** Start **

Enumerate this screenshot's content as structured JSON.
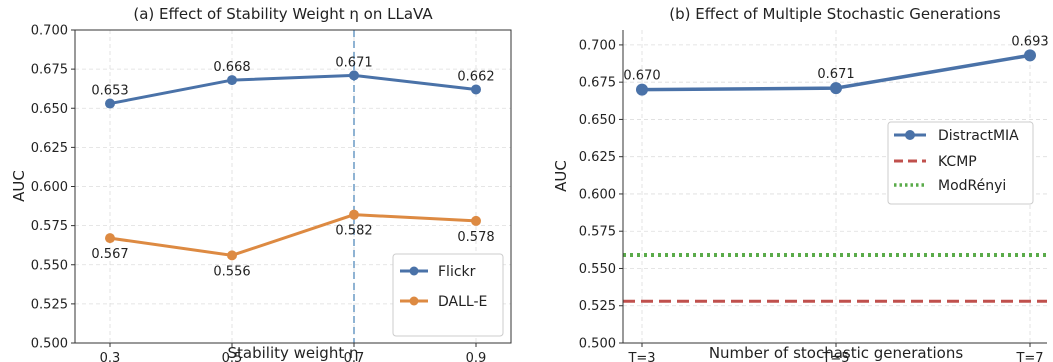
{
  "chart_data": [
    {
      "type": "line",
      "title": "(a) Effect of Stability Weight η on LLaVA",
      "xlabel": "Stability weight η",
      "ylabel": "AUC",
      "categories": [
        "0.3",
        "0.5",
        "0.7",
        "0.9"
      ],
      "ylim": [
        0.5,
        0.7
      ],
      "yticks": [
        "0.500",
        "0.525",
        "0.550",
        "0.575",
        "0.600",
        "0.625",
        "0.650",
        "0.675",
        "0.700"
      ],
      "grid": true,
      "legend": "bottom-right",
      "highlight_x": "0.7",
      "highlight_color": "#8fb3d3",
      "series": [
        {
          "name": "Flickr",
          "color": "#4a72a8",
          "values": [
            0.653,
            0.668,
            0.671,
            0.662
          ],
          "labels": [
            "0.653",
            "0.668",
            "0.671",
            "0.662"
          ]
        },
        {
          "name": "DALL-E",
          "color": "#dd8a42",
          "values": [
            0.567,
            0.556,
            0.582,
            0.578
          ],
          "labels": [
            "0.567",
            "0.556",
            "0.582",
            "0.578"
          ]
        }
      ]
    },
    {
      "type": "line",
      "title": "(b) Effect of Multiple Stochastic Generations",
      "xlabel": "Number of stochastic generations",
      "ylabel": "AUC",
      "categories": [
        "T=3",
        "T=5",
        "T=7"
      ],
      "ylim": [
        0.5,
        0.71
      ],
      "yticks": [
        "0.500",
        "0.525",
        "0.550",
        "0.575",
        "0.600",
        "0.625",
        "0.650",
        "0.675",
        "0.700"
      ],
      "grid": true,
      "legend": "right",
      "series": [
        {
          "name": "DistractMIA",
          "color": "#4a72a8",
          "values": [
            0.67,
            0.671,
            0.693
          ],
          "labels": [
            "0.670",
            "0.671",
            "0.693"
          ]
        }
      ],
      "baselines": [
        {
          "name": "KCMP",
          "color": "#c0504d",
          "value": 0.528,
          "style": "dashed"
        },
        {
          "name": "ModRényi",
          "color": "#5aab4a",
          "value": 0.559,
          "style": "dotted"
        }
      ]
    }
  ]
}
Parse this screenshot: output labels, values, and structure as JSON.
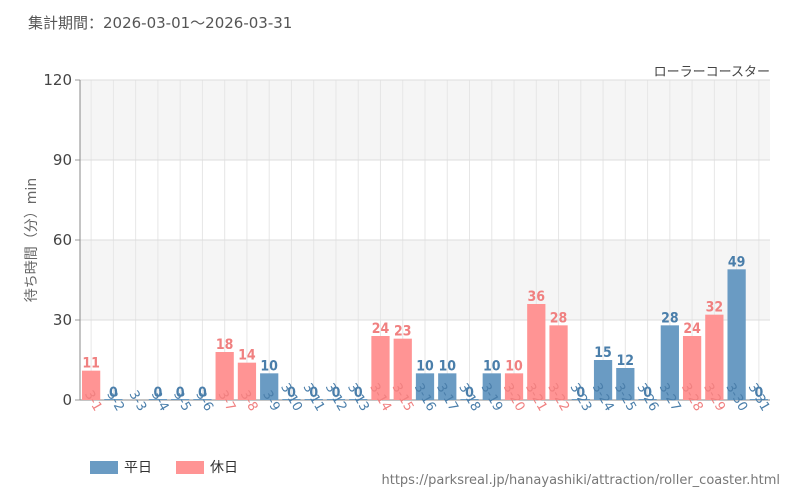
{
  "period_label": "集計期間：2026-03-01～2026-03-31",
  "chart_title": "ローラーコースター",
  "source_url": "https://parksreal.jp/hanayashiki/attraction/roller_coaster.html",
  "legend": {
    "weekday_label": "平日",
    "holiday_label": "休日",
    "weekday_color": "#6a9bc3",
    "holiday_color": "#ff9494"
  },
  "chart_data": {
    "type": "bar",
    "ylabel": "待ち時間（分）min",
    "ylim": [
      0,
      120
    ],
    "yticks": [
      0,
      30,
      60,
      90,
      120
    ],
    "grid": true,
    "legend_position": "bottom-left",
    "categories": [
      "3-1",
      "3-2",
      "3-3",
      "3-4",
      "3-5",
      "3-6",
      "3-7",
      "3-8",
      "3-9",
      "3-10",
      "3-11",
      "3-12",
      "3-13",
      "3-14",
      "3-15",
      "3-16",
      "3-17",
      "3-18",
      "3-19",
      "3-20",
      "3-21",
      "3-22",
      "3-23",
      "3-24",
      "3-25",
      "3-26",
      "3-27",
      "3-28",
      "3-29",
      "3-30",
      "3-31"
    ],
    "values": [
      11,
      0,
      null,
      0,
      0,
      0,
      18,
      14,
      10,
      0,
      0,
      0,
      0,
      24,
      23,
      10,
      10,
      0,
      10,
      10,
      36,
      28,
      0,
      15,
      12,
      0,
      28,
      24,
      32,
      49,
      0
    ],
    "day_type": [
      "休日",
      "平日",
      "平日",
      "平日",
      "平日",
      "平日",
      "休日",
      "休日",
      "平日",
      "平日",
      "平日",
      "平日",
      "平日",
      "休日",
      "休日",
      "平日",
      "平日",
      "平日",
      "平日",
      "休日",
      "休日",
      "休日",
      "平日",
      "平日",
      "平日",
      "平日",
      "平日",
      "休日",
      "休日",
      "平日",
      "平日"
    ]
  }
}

** End **
** Start **

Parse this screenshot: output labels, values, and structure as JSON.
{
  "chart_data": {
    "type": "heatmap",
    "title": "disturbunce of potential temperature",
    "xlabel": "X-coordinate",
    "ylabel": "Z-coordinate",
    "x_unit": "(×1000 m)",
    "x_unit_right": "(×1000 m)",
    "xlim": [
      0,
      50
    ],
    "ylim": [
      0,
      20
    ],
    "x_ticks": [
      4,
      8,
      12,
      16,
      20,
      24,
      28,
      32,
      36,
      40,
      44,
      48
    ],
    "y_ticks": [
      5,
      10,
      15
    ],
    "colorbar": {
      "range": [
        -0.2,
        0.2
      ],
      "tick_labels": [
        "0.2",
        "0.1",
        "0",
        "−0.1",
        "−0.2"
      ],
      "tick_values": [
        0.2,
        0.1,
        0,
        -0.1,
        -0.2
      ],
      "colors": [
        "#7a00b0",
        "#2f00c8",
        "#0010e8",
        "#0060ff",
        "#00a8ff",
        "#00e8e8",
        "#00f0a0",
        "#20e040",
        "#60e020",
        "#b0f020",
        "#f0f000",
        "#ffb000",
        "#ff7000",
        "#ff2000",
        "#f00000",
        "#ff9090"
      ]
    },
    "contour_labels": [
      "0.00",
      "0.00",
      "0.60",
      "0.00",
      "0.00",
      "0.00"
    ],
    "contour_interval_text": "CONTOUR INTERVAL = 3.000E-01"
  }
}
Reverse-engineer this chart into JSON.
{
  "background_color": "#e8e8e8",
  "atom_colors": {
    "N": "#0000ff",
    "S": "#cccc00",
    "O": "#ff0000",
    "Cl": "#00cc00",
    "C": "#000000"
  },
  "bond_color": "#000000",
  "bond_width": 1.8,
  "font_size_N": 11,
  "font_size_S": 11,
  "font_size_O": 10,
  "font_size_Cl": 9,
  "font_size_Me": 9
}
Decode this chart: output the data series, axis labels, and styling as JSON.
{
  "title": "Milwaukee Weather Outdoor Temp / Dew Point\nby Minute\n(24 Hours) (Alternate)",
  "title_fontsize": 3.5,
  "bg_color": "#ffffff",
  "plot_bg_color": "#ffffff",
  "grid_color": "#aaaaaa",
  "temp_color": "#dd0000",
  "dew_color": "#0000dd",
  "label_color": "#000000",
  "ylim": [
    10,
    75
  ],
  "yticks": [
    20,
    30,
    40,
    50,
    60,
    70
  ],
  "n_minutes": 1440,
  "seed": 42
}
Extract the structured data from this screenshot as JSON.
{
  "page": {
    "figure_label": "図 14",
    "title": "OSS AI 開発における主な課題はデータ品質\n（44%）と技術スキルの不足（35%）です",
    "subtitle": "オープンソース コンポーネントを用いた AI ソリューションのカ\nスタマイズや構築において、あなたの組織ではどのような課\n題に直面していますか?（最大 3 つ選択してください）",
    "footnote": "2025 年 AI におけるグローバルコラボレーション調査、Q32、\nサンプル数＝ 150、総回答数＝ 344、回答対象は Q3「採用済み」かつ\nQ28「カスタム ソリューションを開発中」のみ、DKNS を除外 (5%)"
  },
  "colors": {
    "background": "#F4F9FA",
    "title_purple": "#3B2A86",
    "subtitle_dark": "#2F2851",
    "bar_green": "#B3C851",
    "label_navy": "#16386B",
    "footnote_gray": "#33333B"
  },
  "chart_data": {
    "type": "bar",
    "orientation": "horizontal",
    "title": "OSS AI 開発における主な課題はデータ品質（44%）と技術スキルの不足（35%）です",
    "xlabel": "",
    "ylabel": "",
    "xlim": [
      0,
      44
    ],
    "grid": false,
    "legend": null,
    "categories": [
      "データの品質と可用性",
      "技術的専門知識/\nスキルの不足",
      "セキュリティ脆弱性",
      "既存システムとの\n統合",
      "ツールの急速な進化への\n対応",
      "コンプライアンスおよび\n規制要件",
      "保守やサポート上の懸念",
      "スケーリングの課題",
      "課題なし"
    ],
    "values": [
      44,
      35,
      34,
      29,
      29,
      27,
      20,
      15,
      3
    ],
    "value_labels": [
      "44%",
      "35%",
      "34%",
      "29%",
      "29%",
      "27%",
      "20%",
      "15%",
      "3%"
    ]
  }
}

** End **

§ Directions for this task:
For this exercise, gather every line of the data that contains the word "structured".

§ The completed task:
Enumerate this screenshot's content as structured JSON.
Extract the structured data from this screenshot as JSON.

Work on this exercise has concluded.